----- Stored rows

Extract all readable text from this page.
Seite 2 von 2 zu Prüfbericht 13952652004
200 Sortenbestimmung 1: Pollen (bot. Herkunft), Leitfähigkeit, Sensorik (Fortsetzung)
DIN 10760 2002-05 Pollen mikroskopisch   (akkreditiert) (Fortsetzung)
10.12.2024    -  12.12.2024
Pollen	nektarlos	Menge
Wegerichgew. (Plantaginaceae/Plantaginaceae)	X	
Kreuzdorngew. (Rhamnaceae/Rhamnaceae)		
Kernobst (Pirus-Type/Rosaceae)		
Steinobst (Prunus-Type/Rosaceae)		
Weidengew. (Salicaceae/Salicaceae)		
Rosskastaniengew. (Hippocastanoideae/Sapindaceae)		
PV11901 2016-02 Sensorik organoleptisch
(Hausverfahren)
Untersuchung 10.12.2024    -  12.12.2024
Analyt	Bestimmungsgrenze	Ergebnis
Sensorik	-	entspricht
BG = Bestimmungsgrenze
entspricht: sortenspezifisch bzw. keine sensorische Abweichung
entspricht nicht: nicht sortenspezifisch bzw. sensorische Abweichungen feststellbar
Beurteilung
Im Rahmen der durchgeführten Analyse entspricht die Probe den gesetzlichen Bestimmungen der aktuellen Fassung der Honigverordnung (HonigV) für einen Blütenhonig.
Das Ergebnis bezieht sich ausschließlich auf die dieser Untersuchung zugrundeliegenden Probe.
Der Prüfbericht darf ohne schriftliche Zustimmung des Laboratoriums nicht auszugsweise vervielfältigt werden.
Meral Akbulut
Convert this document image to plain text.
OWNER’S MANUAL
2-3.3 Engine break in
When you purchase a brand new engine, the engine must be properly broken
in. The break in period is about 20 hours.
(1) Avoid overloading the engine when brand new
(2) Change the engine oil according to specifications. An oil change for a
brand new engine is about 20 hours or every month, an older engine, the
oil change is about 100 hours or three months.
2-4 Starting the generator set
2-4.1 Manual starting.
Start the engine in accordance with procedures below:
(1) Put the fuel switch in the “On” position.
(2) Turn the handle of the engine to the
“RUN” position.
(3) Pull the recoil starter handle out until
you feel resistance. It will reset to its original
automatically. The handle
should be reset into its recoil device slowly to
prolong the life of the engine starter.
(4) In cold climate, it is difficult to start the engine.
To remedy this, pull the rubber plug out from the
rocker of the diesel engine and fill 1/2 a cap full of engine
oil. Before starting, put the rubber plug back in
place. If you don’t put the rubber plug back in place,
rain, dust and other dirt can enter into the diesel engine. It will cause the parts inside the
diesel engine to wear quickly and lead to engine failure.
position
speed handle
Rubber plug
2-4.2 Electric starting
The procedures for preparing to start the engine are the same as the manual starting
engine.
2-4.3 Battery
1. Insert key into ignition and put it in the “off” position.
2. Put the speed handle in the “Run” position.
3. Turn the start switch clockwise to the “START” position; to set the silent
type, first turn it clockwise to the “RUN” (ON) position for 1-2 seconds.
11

----------

_What you should do_
Where a line of the records above holds the word "will", copy that line.

_Finished exercise_
you feel resistance. It will reset to its original
rain, dust and other dirt can enter into the diesel engine. It will cause the parts inside the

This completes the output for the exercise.